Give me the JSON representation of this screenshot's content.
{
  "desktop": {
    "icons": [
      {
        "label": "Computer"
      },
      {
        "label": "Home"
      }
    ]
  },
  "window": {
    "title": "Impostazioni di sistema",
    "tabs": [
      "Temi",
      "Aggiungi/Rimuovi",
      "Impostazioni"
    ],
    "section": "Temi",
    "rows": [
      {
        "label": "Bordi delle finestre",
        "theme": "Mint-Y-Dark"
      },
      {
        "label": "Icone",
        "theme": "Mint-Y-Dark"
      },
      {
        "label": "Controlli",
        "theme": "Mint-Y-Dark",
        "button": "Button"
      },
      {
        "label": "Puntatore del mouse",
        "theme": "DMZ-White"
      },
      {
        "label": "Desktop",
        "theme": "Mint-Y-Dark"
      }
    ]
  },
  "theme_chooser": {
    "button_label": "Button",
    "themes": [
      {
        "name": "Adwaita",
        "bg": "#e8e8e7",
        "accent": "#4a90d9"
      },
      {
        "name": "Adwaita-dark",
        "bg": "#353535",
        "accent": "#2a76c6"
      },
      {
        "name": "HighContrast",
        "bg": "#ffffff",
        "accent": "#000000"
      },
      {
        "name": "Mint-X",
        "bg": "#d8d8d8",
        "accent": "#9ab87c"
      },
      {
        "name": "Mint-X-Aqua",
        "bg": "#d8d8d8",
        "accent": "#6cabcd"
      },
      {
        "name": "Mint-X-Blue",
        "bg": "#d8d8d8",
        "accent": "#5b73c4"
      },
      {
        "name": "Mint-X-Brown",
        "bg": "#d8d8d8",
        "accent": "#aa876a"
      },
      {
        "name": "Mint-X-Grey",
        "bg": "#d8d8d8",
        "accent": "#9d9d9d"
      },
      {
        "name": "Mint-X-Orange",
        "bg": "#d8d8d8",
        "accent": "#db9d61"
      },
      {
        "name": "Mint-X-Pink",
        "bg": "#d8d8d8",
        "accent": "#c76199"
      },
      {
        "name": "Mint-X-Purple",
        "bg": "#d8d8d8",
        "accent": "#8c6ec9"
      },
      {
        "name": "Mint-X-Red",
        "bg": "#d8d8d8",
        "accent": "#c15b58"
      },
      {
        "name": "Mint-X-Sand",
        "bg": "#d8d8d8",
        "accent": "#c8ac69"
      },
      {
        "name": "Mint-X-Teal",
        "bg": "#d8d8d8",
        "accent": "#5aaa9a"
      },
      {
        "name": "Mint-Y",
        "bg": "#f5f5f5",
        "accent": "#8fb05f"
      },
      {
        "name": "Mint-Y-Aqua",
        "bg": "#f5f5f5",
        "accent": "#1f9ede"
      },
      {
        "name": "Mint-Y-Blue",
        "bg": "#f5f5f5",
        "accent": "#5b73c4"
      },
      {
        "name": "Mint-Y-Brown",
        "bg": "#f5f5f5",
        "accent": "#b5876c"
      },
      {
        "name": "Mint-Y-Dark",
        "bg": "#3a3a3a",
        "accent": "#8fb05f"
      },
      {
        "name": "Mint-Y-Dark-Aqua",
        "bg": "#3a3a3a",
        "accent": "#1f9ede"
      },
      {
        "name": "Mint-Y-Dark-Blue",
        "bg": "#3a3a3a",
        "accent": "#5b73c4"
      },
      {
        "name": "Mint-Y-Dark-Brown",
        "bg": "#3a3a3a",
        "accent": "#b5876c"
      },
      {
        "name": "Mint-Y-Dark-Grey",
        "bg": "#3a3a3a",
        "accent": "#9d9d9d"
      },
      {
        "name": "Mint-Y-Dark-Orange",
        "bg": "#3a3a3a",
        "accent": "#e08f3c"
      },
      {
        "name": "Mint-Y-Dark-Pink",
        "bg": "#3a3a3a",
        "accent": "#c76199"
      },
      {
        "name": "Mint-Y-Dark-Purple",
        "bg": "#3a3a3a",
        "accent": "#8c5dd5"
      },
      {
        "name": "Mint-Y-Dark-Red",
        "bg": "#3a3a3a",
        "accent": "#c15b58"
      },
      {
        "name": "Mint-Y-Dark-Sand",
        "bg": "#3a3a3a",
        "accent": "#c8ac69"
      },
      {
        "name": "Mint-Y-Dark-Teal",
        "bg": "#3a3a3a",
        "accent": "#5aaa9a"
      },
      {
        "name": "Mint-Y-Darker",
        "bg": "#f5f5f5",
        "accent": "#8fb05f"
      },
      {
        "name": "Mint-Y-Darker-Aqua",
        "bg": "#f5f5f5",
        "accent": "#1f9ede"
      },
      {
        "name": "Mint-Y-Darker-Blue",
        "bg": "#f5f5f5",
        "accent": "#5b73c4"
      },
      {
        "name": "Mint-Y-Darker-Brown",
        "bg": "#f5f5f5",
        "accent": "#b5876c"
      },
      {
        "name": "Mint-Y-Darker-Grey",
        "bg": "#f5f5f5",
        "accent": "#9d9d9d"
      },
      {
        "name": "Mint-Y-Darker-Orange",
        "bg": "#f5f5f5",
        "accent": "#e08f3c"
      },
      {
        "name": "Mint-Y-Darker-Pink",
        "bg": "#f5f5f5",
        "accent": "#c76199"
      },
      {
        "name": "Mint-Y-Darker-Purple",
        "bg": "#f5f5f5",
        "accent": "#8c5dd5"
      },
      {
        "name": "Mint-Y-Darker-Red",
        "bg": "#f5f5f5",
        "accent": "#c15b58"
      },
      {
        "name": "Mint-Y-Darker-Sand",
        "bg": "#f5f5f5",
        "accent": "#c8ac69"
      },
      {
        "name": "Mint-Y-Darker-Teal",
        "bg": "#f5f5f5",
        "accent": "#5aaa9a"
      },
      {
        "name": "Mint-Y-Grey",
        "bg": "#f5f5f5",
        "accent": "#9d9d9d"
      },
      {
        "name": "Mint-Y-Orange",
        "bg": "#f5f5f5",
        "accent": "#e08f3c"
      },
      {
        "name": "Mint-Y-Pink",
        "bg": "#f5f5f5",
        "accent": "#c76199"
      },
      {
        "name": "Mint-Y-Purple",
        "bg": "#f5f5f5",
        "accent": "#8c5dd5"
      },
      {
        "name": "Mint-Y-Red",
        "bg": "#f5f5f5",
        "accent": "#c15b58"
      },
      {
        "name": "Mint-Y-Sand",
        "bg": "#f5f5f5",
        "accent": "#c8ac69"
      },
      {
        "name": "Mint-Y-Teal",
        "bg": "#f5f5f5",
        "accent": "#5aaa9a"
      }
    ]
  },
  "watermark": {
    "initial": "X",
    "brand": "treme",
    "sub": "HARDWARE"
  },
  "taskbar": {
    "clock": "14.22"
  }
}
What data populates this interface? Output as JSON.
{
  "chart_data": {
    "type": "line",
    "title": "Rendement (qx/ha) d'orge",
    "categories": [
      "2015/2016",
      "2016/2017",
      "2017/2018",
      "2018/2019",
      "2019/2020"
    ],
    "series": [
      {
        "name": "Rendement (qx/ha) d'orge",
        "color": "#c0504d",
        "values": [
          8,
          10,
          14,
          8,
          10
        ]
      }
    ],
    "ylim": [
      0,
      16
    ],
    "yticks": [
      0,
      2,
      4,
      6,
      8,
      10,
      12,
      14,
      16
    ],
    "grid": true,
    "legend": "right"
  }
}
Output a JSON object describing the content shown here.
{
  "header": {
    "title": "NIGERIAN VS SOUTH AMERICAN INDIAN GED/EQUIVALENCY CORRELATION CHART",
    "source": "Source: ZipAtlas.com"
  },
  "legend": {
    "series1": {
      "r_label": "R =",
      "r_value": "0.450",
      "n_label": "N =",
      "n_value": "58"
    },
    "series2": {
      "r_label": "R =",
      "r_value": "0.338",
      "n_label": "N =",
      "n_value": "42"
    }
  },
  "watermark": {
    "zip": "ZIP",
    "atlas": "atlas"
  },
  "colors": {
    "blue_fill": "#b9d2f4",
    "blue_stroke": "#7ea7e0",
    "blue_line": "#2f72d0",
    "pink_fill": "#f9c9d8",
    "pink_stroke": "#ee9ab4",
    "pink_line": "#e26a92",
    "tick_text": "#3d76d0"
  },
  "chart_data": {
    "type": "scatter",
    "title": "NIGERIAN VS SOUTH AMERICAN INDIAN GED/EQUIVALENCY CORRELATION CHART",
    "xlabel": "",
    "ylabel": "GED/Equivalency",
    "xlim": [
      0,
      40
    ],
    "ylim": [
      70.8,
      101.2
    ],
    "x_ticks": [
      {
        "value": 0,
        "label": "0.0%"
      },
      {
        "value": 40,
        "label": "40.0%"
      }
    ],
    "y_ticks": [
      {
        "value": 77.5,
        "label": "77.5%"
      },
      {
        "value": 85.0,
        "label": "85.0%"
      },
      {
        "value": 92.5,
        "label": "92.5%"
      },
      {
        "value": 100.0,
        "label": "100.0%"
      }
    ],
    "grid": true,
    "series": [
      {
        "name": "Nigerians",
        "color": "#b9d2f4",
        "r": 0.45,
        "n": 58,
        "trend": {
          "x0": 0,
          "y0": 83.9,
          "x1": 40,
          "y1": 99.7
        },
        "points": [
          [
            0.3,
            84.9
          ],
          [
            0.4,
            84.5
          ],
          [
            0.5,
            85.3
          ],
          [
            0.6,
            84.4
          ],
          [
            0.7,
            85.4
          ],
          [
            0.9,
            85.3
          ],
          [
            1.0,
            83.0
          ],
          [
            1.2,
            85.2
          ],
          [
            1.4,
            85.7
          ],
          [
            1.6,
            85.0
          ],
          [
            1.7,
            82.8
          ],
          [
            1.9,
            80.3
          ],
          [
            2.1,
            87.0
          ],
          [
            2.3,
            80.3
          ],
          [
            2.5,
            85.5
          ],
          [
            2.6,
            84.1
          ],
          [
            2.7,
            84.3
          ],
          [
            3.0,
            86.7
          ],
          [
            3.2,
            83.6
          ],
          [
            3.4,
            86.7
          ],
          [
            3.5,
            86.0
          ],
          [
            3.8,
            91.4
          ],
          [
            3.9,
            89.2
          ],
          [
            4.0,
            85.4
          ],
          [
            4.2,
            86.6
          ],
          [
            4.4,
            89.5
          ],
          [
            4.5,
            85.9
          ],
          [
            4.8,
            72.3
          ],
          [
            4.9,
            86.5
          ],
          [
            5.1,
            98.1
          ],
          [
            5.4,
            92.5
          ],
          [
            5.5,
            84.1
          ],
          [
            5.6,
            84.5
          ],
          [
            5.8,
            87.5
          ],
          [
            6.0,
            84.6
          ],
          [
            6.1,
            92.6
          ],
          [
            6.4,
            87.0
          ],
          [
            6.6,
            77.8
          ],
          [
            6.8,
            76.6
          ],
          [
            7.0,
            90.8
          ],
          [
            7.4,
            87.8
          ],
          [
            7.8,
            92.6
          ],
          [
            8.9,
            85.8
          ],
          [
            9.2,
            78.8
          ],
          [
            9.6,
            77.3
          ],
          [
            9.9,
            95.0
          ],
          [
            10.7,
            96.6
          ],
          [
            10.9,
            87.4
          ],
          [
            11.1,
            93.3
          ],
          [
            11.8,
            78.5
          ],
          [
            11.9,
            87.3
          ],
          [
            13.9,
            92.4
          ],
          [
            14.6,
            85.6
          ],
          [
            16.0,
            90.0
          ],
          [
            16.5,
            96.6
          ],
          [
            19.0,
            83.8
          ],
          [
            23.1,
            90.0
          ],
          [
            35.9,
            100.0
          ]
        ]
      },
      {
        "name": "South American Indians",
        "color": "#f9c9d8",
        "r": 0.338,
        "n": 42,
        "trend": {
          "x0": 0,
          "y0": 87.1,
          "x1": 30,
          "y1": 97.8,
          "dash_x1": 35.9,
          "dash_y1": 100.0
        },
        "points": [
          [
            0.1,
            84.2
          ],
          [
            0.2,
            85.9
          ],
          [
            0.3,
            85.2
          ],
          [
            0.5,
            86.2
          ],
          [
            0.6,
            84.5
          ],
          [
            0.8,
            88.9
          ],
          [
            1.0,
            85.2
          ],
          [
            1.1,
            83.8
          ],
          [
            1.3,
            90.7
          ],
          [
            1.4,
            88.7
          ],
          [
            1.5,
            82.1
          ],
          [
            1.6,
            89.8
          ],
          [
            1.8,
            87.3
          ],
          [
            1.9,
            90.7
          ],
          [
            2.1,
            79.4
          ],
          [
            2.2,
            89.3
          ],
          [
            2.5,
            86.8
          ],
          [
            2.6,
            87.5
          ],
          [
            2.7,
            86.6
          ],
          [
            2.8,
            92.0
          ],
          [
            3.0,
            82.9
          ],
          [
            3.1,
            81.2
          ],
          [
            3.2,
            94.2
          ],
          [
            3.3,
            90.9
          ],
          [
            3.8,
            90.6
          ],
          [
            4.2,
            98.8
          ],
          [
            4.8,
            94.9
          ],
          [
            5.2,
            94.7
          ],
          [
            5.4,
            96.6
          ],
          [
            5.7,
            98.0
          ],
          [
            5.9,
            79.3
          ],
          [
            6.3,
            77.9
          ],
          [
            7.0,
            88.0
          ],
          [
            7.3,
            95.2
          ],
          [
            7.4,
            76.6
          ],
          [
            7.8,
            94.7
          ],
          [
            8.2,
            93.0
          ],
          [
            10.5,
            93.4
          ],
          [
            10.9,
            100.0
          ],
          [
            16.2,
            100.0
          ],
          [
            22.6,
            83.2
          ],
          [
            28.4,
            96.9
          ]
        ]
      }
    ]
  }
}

TASK STATEMENT:
Count every line of the material above that holds the string "title", then state only the total.

ANSWER FOR THE TASK:
4